Every entry must be copied word for word.
** Start of THE INPUT **
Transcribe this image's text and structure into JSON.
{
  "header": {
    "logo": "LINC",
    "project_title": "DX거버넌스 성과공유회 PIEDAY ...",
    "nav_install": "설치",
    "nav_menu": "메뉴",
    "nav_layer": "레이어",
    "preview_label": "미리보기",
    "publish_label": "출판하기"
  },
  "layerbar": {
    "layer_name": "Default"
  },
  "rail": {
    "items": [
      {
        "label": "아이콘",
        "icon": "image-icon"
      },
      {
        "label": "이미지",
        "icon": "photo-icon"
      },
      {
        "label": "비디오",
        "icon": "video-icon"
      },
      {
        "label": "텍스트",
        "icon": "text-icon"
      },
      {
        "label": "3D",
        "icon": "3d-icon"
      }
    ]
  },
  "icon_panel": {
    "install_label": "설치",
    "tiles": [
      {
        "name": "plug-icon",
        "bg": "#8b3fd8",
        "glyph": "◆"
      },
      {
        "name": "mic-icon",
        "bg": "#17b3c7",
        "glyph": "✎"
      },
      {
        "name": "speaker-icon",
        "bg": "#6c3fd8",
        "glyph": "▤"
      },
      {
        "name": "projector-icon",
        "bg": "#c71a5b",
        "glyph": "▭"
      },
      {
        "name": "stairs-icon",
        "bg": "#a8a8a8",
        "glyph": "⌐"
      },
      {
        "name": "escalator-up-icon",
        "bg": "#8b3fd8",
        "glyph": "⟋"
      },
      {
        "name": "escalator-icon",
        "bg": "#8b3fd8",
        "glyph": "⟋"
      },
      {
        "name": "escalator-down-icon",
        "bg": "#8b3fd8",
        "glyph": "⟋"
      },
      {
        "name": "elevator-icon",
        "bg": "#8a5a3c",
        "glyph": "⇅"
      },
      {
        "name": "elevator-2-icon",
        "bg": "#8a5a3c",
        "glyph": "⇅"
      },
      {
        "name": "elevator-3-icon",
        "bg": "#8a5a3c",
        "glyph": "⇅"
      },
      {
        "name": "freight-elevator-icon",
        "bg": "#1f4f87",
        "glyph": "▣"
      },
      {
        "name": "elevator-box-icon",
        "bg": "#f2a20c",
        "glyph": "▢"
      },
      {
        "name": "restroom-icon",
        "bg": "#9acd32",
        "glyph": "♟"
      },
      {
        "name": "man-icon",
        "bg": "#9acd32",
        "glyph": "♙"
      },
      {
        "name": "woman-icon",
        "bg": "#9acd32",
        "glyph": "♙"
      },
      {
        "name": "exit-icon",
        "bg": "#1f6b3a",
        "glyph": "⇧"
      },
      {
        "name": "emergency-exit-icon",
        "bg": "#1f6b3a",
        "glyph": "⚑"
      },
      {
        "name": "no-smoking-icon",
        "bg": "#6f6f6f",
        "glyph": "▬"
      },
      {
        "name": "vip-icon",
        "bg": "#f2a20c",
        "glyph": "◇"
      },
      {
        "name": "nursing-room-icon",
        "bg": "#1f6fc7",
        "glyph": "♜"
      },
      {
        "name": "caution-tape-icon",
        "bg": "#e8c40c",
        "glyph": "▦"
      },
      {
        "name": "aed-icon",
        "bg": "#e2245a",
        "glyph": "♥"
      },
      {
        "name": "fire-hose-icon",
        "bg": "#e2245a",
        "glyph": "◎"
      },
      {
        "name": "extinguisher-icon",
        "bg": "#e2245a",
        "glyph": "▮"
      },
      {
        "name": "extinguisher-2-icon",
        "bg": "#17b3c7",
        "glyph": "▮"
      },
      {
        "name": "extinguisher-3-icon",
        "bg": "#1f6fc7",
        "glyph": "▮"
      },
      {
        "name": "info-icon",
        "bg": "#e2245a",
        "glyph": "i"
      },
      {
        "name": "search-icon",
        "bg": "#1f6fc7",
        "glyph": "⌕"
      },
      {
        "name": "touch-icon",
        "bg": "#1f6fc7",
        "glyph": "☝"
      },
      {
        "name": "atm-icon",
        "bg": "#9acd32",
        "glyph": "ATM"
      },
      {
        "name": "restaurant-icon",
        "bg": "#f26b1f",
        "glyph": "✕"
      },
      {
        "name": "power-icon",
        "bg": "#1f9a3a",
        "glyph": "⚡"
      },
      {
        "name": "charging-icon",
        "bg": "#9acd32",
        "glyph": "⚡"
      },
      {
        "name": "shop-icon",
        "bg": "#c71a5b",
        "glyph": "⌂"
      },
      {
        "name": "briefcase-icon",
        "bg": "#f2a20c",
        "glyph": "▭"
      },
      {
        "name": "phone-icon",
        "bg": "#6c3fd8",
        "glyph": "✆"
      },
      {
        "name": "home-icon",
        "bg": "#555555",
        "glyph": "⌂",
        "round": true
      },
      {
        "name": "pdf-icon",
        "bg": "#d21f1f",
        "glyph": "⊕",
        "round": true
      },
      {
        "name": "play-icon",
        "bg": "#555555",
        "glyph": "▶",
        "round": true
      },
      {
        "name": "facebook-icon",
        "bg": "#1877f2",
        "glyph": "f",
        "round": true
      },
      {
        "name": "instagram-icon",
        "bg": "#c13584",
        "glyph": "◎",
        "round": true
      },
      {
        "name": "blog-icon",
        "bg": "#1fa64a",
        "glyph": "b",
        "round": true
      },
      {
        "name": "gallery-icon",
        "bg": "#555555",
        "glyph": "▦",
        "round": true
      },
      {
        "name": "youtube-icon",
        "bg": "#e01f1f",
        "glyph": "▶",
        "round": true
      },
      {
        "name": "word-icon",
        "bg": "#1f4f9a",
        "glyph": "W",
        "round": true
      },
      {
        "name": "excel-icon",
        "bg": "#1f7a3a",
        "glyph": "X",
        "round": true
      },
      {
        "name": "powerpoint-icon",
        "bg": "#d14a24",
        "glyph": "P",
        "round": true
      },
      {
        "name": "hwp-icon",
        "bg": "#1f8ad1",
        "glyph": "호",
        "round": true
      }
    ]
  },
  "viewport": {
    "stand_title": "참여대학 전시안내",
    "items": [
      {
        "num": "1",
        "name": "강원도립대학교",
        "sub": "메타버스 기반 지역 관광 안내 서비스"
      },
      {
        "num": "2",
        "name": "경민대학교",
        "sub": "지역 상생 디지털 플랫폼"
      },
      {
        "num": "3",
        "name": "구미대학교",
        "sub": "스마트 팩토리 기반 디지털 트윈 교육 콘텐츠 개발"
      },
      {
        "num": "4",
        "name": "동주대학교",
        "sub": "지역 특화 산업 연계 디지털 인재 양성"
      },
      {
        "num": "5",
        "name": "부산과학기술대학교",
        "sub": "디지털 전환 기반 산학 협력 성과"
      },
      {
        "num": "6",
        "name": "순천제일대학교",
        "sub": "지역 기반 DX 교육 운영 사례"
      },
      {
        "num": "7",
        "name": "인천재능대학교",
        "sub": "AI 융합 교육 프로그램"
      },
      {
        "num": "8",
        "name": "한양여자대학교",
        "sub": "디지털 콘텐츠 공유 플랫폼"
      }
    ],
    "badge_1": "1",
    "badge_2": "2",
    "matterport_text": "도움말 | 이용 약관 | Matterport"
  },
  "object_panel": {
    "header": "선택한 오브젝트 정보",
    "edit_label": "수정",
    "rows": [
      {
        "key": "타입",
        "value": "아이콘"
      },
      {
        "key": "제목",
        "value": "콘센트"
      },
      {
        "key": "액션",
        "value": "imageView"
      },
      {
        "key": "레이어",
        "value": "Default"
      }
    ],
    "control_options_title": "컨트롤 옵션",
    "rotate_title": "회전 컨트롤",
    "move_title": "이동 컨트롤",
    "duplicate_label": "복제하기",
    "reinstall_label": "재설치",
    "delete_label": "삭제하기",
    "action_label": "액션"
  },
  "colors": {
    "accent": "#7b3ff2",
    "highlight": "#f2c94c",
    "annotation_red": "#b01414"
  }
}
** End of THE INPUT **
**COMPLETED TASK**
Transcribe this image's text and structure into JSON.
{
  "header": {
    "logo": "LINC",
    "project_title": "DX거버넌스 성과공유회 PIEDAY ...",
    "nav_install": "설치",
    "nav_menu": "메뉴",
    "nav_layer": "레이어",
    "preview_label": "미리보기",
    "publish_label": "출판하기"
  },
  "layerbar": {
    "layer_name": "Default"
  },
  "rail": {
    "items": [
      {
        "label": "아이콘",
        "icon": "image-icon"
      },
      {
        "label": "이미지",
        "icon": "photo-icon"
      },
      {
        "label": "비디오",
        "icon": "video-icon"
      },
      {
        "label": "텍스트",
        "icon": "text-icon"
      },
      {
        "label": "3D",
        "icon": "3d-icon"
      }
    ]
  },
  "icon_panel": {
    "install_label": "설치",
    "tiles": [
      {
        "name": "plug-icon",
        "bg": "#8b3fd8",
        "glyph": "◆"
      },
      {
        "name": "mic-icon",
        "bg": "#17b3c7",
        "glyph": "✎"
      },
      {
        "name": "speaker-icon",
        "bg": "#6c3fd8",
        "glyph": "▤"
      },
      {
        "name": "projector-icon",
        "bg": "#c71a5b",
        "glyph": "▭"
      },
      {
        "name": "stairs-icon",
        "bg": "#a8a8a8",
        "glyph": "⌐"
      },
      {
        "name": "escalator-up-icon",
        "bg": "#8b3fd8",
        "glyph": "⟋"
      },
      {
        "name": "escalator-icon",
        "bg": "#8b3fd8",
        "glyph": "⟋"
      },
      {
        "name": "escalator-down-icon",
        "bg": "#8b3fd8",
        "glyph": "⟋"
      },
      {
        "name": "elevator-icon",
        "bg": "#8a5a3c",
        "glyph": "⇅"
      },
      {
        "name": "elevator-2-icon",
        "bg": "#8a5a3c",
        "glyph": "⇅"
      },
      {
        "name": "elevator-3-icon",
        "bg": "#8a5a3c",
        "glyph": "⇅"
      },
      {
        "name": "freight-elevator-icon",
        "bg": "#1f4f87",
        "glyph": "▣"
      },
      {
        "name": "elevator-box-icon",
        "bg": "#f2a20c",
        "glyph": "▢"
      },
      {
        "name": "restroom-icon",
        "bg": "#9acd32",
        "glyph": "♟"
      },
      {
        "name": "man-icon",
        "bg": "#9acd32",
        "glyph": "♙"
      },
      {
        "name": "woman-icon",
        "bg": "#9acd32",
        "glyph": "♙"
      },
      {
        "name": "exit-icon",
        "bg": "#1f6b3a",
        "glyph": "⇧"
      },
      {
        "name": "emergency-exit-icon",
        "bg": "#1f6b3a",
        "glyph": "⚑"
      },
      {
        "name": "no-smoking-icon",
        "bg": "#6f6f6f",
        "glyph": "▬"
      },
      {
        "name": "vip-icon",
        "bg": "#f2a20c",
        "glyph": "◇"
      },
      {
        "name": "nursing-room-icon",
        "bg": "#1f6fc7",
        "glyph": "♜"
      },
      {
        "name": "caution-tape-icon",
        "bg": "#e8c40c",
        "glyph": "▦"
      },
      {
        "name": "aed-icon",
        "bg": "#e2245a",
        "glyph": "♥"
      },
      {
        "name": "fire-hose-icon",
        "bg": "#e2245a",
        "glyph": "◎"
      },
      {
        "name": "extinguisher-icon",
        "bg": "#e2245a",
        "glyph": "▮"
      },
      {
        "name": "extinguisher-2-icon",
        "bg": "#17b3c7",
        "glyph": "▮"
      },
      {
        "name": "extinguisher-3-icon",
        "bg": "#1f6fc7",
        "glyph": "▮"
      },
      {
        "name": "info-icon",
        "bg": "#e2245a",
        "glyph": "i"
      },
      {
        "name": "search-icon",
        "bg": "#1f6fc7",
        "glyph": "⌕"
      },
      {
        "name": "touch-icon",
        "bg": "#1f6fc7",
        "glyph": "☝"
      },
      {
        "name": "atm-icon",
        "bg": "#9acd32",
        "glyph": "ATM"
      },
      {
        "name": "restaurant-icon",
        "bg": "#f26b1f",
        "glyph": "✕"
      },
      {
        "name": "power-icon",
        "bg": "#1f9a3a",
        "glyph": "⚡"
      },
      {
        "name": "charging-icon",
        "bg": "#9acd32",
        "glyph": "⚡"
      },
      {
        "name": "shop-icon",
        "bg": "#c71a5b",
        "glyph": "⌂"
      },
      {
        "name": "briefcase-icon",
        "bg": "#f2a20c",
        "glyph": "▭"
      },
      {
        "name": "phone-icon",
        "bg": "#6c3fd8",
        "glyph": "✆"
      },
      {
        "name": "home-icon",
        "bg": "#555555",
        "glyph": "⌂",
        "round": true
      },
      {
        "name": "pdf-icon",
        "bg": "#d21f1f",
        "glyph": "⊕",
        "round": true
      },
      {
        "name": "play-icon",
        "bg": "#555555",
        "glyph": "▶",
        "round": true
      },
      {
        "name": "facebook-icon",
        "bg": "#1877f2",
        "glyph": "f",
        "round": true
      },
      {
        "name": "instagram-icon",
        "bg": "#c13584",
        "glyph": "◎",
        "round": true
      },
      {
        "name": "blog-icon",
        "bg": "#1fa64a",
        "glyph": "b",
        "round": true
      },
      {
        "name": "gallery-icon",
        "bg": "#555555",
        "glyph": "▦",
        "round": true
      },
      {
        "name": "youtube-icon",
        "bg": "#e01f1f",
        "glyph": "▶",
        "round": true
      },
      {
        "name": "word-icon",
        "bg": "#1f4f9a",
        "glyph": "W",
        "round": true
      },
      {
        "name": "excel-icon",
        "bg": "#1f7a3a",
        "glyph": "X",
        "round": true
      },
      {
        "name": "powerpoint-icon",
        "bg": "#d14a24",
        "glyph": "P",
        "round": true
      },
      {
        "name": "hwp-icon",
        "bg": "#1f8ad1",
        "glyph": "호",
        "round": true
      }
    ]
  },
  "viewport": {
    "stand_title": "참여대학 전시안내",
    "items": [
      {
        "num": "1",
        "name": "강원도립대학교",
        "sub": "메타버스 기반 지역 관광 안내 서비스"
      },
      {
        "num": "2",
        "name": "경민대학교",
        "sub": "지역 상생 디지털 플랫폼"
      },
      {
        "num": "3",
        "name": "구미대학교",
        "sub": "스마트 팩토리 기반 디지털 트윈 교육 콘텐츠 개발"
      },
      {
        "num": "4",
        "name": "동주대학교",
        "sub": "지역 특화 산업 연계 디지털 인재 양성"
      },
      {
        "num": "5",
        "name": "부산과학기술대학교",
        "sub": "디지털 전환 기반 산학 협력 성과"
      },
      {
        "num": "6",
        "name": "순천제일대학교",
        "sub": "지역 기반 DX 교육 운영 사례"
      },
      {
        "num": "7",
        "name": "인천재능대학교",
        "sub": "AI 융합 교육 프로그램"
      },
      {
        "num": "8",
        "name": "한양여자대학교",
        "sub": "디지털 콘텐츠 공유 플랫폼"
      }
    ],
    "badge_1": "1",
    "badge_2": "2",
    "matterport_text": "도움말 | 이용 약관 | Matterport"
  },
  "object_panel": {
    "header": "선택한 오브젝트 정보",
    "edit_label": "수정",
    "rows": [
      {
        "key": "타입",
        "value": "아이콘"
      },
      {
        "key": "제목",
        "value": "콘센트"
      },
      {
        "key": "액션",
        "value": "imageView"
      },
      {
        "key": "레이어",
        "value": "Default"
      }
    ],
    "control_options_title": "컨트롤 옵션",
    "rotate_title": "회전 컨트롤",
    "move_title": "이동 컨트롤",
    "duplicate_label": "복제하기",
    "reinstall_label": "재설치",
    "delete_label": "삭제하기",
    "action_label": "액션"
  },
  "colors": {
    "accent": "#7b3ff2",
    "highlight": "#f2c94c",
    "annotation_red": "#b01414"
  }
}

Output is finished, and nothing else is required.